— START OF Records shown —

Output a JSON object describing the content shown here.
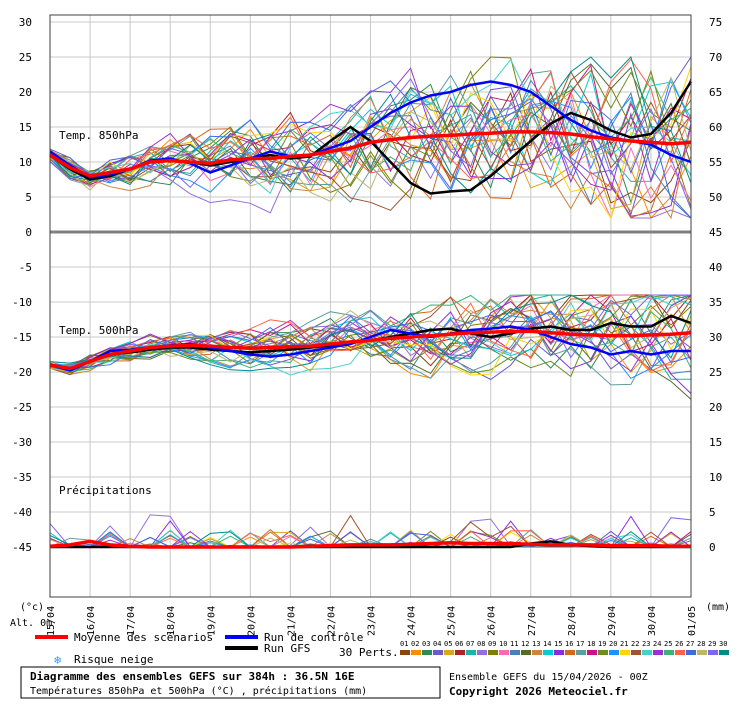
{
  "chart_data": {
    "type": "line",
    "x_tick_labels": [
      "15/04",
      "16/04",
      "17/04",
      "18/04",
      "19/04",
      "20/04",
      "21/04",
      "22/04",
      "23/04",
      "24/04",
      "25/04",
      "26/04",
      "27/04",
      "28/04",
      "29/04",
      "30/04",
      "01/05"
    ],
    "left_axis_ticks": [
      30,
      25,
      20,
      15,
      10,
      5,
      0,
      -5,
      -10,
      -15,
      -20,
      -25,
      -30,
      -35,
      -40,
      -45
    ],
    "right_axis_ticks": [
      75,
      70,
      65,
      60,
      55,
      50,
      45,
      40,
      35,
      30,
      25,
      20,
      15,
      10,
      5,
      0
    ],
    "left_unit": "(°c)",
    "right_unit": "(mm)",
    "alt_label": "Alt. 0m",
    "panels": {
      "t850": {
        "label": "Temp. 850hPa",
        "ylim": [
          0,
          30
        ]
      },
      "t500": {
        "label": "Temp. 500hPa",
        "ylim": [
          -30,
          0
        ]
      },
      "precip": {
        "label": "Précipitations",
        "ylim": [
          0,
          15
        ]
      }
    },
    "series": [
      {
        "name": "Moyenne des scénarios",
        "color": "#ff0000",
        "t850": [
          11,
          9.2,
          8,
          8.5,
          9,
          10,
          10.2,
          10,
          9.8,
          10.3,
          10.5,
          10.5,
          10.8,
          11,
          11.5,
          12,
          12.8,
          13.2,
          13.5,
          13.7,
          13.8,
          14,
          14.1,
          14.3,
          14.3,
          14.2,
          14,
          13.6,
          13.3,
          13,
          12.8,
          12.6,
          12.8
        ],
        "t500": [
          -19,
          -19.5,
          -18.5,
          -17.5,
          -17,
          -16.5,
          -16.3,
          -16.2,
          -16.3,
          -16.5,
          -16.6,
          -16.5,
          -16.4,
          -16.3,
          -16,
          -15.7,
          -15.5,
          -15.2,
          -15,
          -14.8,
          -14.6,
          -14.4,
          -14.3,
          -14.2,
          -14.2,
          -14.4,
          -14.6,
          -14.7,
          -14.8,
          -14.8,
          -14.7,
          -14.6,
          -14.4
        ],
        "precip": [
          0.1,
          0.3,
          0.8,
          0.3,
          0.1,
          0,
          0,
          0,
          0,
          0,
          0,
          0,
          0,
          0.1,
          0.2,
          0.3,
          0.3,
          0.3,
          0.4,
          0.5,
          0.6,
          0.5,
          0.5,
          0.5,
          0.4,
          0.3,
          0.3,
          0.3,
          0.2,
          0.2,
          0.2,
          0.1,
          0.1
        ]
      },
      {
        "name": "Run de contrôle",
        "color": "#0000ff",
        "t850": [
          11.5,
          9.5,
          7.8,
          8.2,
          9,
          10.2,
          10.5,
          9.8,
          8.5,
          9.5,
          10.5,
          11.5,
          10.8,
          11,
          12,
          13,
          15,
          17,
          18.5,
          19.5,
          20,
          21,
          21.5,
          21,
          20,
          18,
          16,
          14.5,
          13.5,
          13,
          12.5,
          11,
          10
        ],
        "t500": [
          -19,
          -19.8,
          -18.5,
          -17,
          -16.8,
          -16.5,
          -16.2,
          -16,
          -16.5,
          -17,
          -17.5,
          -17.8,
          -17.5,
          -17,
          -16.5,
          -16,
          -15,
          -14,
          -14.5,
          -15,
          -14.5,
          -14,
          -13.8,
          -13.5,
          -14,
          -15,
          -16,
          -16.5,
          -17.5,
          -17,
          -17.5,
          -17,
          -17
        ]
      },
      {
        "name": "Run GFS",
        "color": "#000000",
        "t850": [
          11,
          9,
          7.5,
          8,
          9,
          10,
          10.2,
          10,
          9.5,
          10,
          10.5,
          11,
          10.5,
          10.8,
          13,
          15,
          13,
          10,
          7,
          5.5,
          5.8,
          6,
          8,
          10.5,
          13,
          15.5,
          17,
          16,
          14.5,
          13.5,
          14,
          17,
          21.5
        ],
        "t500": [
          -19,
          -19.5,
          -18.5,
          -17.5,
          -17.2,
          -16.8,
          -16.5,
          -16.5,
          -16.8,
          -17,
          -17.2,
          -17,
          -16.8,
          -16.5,
          -16.2,
          -15.8,
          -15.5,
          -15,
          -14.5,
          -14,
          -13.8,
          -14.5,
          -15,
          -14.5,
          -13.8,
          -13.5,
          -14,
          -14,
          -13,
          -13.5,
          -13.5,
          -12,
          -13
        ],
        "precip": [
          0,
          0,
          0,
          0,
          0,
          0,
          0,
          0,
          0,
          0,
          0,
          0,
          0,
          0,
          0,
          0,
          0,
          0,
          0,
          0,
          0,
          0,
          0,
          0,
          0.5,
          0.8,
          0.3,
          0.1,
          0,
          0,
          0,
          0,
          0
        ]
      }
    ],
    "perturbations": {
      "label": "30 Perts.",
      "ids": [
        "01",
        "02",
        "03",
        "04",
        "05",
        "06",
        "07",
        "08",
        "09",
        "10",
        "11",
        "12",
        "13",
        "14",
        "15",
        "16",
        "17",
        "18",
        "19",
        "20",
        "21",
        "22",
        "23",
        "24",
        "25",
        "26",
        "27",
        "28",
        "29",
        "30"
      ],
      "colors": [
        "#8b4513",
        "#ff8c00",
        "#2e8b57",
        "#6a5acd",
        "#daa520",
        "#b22222",
        "#20b2aa",
        "#9370db",
        "#808000",
        "#ff69b4",
        "#4682b4",
        "#556b2f",
        "#cd853f",
        "#00ced1",
        "#8a2be2",
        "#d2691e",
        "#5f9ea0",
        "#c71585",
        "#6b8e23",
        "#1e90ff",
        "#ffd700",
        "#a0522d",
        "#48d1cc",
        "#9932cc",
        "#3cb371",
        "#ff6347",
        "#4169e1",
        "#bdb76b",
        "#7b68ee",
        "#008b8b"
      ]
    }
  },
  "legend": {
    "mean_label": "Moyenne des scénarios",
    "control_label": "Run de contrôle",
    "gfs_label": "Run GFS",
    "snow_label": "Risque neige",
    "snow_icon": "snowflake-icon"
  },
  "footer": {
    "title": "Diagramme des ensembles GEFS sur 384h : 36.5N 16E",
    "subtitle": "Températures 850hPa et 500hPa (°C) , précipitations (mm)",
    "run_info": "Ensemble GEFS du 15/04/2026 - 00Z",
    "copyright": "Copyright 2026 Meteociel.fr"
  }
}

— END OF Records shown —

### Exercise instructions
Leave out the pictures and transcribe the entries above exactly.

### Full output
Output a JSON object describing the content shown here.
{
  "chart_data": {
    "type": "line",
    "x_tick_labels": [
      "15/04",
      "16/04",
      "17/04",
      "18/04",
      "19/04",
      "20/04",
      "21/04",
      "22/04",
      "23/04",
      "24/04",
      "25/04",
      "26/04",
      "27/04",
      "28/04",
      "29/04",
      "30/04",
      "01/05"
    ],
    "left_axis_ticks": [
      30,
      25,
      20,
      15,
      10,
      5,
      0,
      -5,
      -10,
      -15,
      -20,
      -25,
      -30,
      -35,
      -40,
      -45
    ],
    "right_axis_ticks": [
      75,
      70,
      65,
      60,
      55,
      50,
      45,
      40,
      35,
      30,
      25,
      20,
      15,
      10,
      5,
      0
    ],
    "left_unit": "(°c)",
    "right_unit": "(mm)",
    "alt_label": "Alt. 0m",
    "panels": {
      "t850": {
        "label": "Temp. 850hPa",
        "ylim": [
          0,
          30
        ]
      },
      "t500": {
        "label": "Temp. 500hPa",
        "ylim": [
          -30,
          0
        ]
      },
      "precip": {
        "label": "Précipitations",
        "ylim": [
          0,
          15
        ]
      }
    },
    "series": [
      {
        "name": "Moyenne des scénarios",
        "color": "#ff0000",
        "t850": [
          11,
          9.2,
          8,
          8.5,
          9,
          10,
          10.2,
          10,
          9.8,
          10.3,
          10.5,
          10.5,
          10.8,
          11,
          11.5,
          12,
          12.8,
          13.2,
          13.5,
          13.7,
          13.8,
          14,
          14.1,
          14.3,
          14.3,
          14.2,
          14,
          13.6,
          13.3,
          13,
          12.8,
          12.6,
          12.8
        ],
        "t500": [
          -19,
          -19.5,
          -18.5,
          -17.5,
          -17,
          -16.5,
          -16.3,
          -16.2,
          -16.3,
          -16.5,
          -16.6,
          -16.5,
          -16.4,
          -16.3,
          -16,
          -15.7,
          -15.5,
          -15.2,
          -15,
          -14.8,
          -14.6,
          -14.4,
          -14.3,
          -14.2,
          -14.2,
          -14.4,
          -14.6,
          -14.7,
          -14.8,
          -14.8,
          -14.7,
          -14.6,
          -14.4
        ],
        "precip": [
          0.1,
          0.3,
          0.8,
          0.3,
          0.1,
          0,
          0,
          0,
          0,
          0,
          0,
          0,
          0,
          0.1,
          0.2,
          0.3,
          0.3,
          0.3,
          0.4,
          0.5,
          0.6,
          0.5,
          0.5,
          0.5,
          0.4,
          0.3,
          0.3,
          0.3,
          0.2,
          0.2,
          0.2,
          0.1,
          0.1
        ]
      },
      {
        "name": "Run de contrôle",
        "color": "#0000ff",
        "t850": [
          11.5,
          9.5,
          7.8,
          8.2,
          9,
          10.2,
          10.5,
          9.8,
          8.5,
          9.5,
          10.5,
          11.5,
          10.8,
          11,
          12,
          13,
          15,
          17,
          18.5,
          19.5,
          20,
          21,
          21.5,
          21,
          20,
          18,
          16,
          14.5,
          13.5,
          13,
          12.5,
          11,
          10
        ],
        "t500": [
          -19,
          -19.8,
          -18.5,
          -17,
          -16.8,
          -16.5,
          -16.2,
          -16,
          -16.5,
          -17,
          -17.5,
          -17.8,
          -17.5,
          -17,
          -16.5,
          -16,
          -15,
          -14,
          -14.5,
          -15,
          -14.5,
          -14,
          -13.8,
          -13.5,
          -14,
          -15,
          -16,
          -16.5,
          -17.5,
          -17,
          -17.5,
          -17,
          -17
        ]
      },
      {
        "name": "Run GFS",
        "color": "#000000",
        "t850": [
          11,
          9,
          7.5,
          8,
          9,
          10,
          10.2,
          10,
          9.5,
          10,
          10.5,
          11,
          10.5,
          10.8,
          13,
          15,
          13,
          10,
          7,
          5.5,
          5.8,
          6,
          8,
          10.5,
          13,
          15.5,
          17,
          16,
          14.5,
          13.5,
          14,
          17,
          21.5
        ],
        "t500": [
          -19,
          -19.5,
          -18.5,
          -17.5,
          -17.2,
          -16.8,
          -16.5,
          -16.5,
          -16.8,
          -17,
          -17.2,
          -17,
          -16.8,
          -16.5,
          -16.2,
          -15.8,
          -15.5,
          -15,
          -14.5,
          -14,
          -13.8,
          -14.5,
          -15,
          -14.5,
          -13.8,
          -13.5,
          -14,
          -14,
          -13,
          -13.5,
          -13.5,
          -12,
          -13
        ],
        "precip": [
          0,
          0,
          0,
          0,
          0,
          0,
          0,
          0,
          0,
          0,
          0,
          0,
          0,
          0,
          0,
          0,
          0,
          0,
          0,
          0,
          0,
          0,
          0,
          0,
          0.5,
          0.8,
          0.3,
          0.1,
          0,
          0,
          0,
          0,
          0
        ]
      }
    ],
    "perturbations": {
      "label": "30 Perts.",
      "ids": [
        "01",
        "02",
        "03",
        "04",
        "05",
        "06",
        "07",
        "08",
        "09",
        "10",
        "11",
        "12",
        "13",
        "14",
        "15",
        "16",
        "17",
        "18",
        "19",
        "20",
        "21",
        "22",
        "23",
        "24",
        "25",
        "26",
        "27",
        "28",
        "29",
        "30"
      ],
      "colors": [
        "#8b4513",
        "#ff8c00",
        "#2e8b57",
        "#6a5acd",
        "#daa520",
        "#b22222",
        "#20b2aa",
        "#9370db",
        "#808000",
        "#ff69b4",
        "#4682b4",
        "#556b2f",
        "#cd853f",
        "#00ced1",
        "#8a2be2",
        "#d2691e",
        "#5f9ea0",
        "#c71585",
        "#6b8e23",
        "#1e90ff",
        "#ffd700",
        "#a0522d",
        "#48d1cc",
        "#9932cc",
        "#3cb371",
        "#ff6347",
        "#4169e1",
        "#bdb76b",
        "#7b68ee",
        "#008b8b"
      ]
    }
  },
  "legend": {
    "mean_label": "Moyenne des scénarios",
    "control_label": "Run de contrôle",
    "gfs_label": "Run GFS",
    "snow_label": "Risque neige",
    "snow_icon": "snowflake-icon"
  },
  "footer": {
    "title": "Diagramme des ensembles GEFS sur 384h : 36.5N 16E",
    "subtitle": "Températures 850hPa et 500hPa (°C) , précipitations (mm)",
    "run_info": "Ensemble GEFS du 15/04/2026 - 00Z",
    "copyright": "Copyright 2026 Meteociel.fr"
  }
}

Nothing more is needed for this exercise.